▶ _Records shown_
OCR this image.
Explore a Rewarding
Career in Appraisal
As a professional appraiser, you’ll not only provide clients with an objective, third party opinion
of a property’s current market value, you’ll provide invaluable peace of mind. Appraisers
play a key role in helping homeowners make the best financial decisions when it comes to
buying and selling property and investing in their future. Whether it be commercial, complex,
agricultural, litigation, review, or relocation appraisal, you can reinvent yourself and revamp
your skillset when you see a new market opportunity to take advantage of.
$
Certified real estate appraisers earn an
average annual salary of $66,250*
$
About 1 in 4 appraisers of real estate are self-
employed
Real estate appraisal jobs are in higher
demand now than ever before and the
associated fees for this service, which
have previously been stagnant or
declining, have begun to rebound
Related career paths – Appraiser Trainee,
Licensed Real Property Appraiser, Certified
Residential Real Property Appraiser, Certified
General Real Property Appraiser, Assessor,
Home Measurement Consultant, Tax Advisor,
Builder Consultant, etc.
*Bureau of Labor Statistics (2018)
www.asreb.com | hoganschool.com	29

▶ _Exercise directions_
Search the records for the word "Certified" and copy every line where it occurs.

▶ _Final result_
Certified real estate appraisers earn an
Licensed Real Property Appraiser, Certified
Residential Real Property Appraiser, Certified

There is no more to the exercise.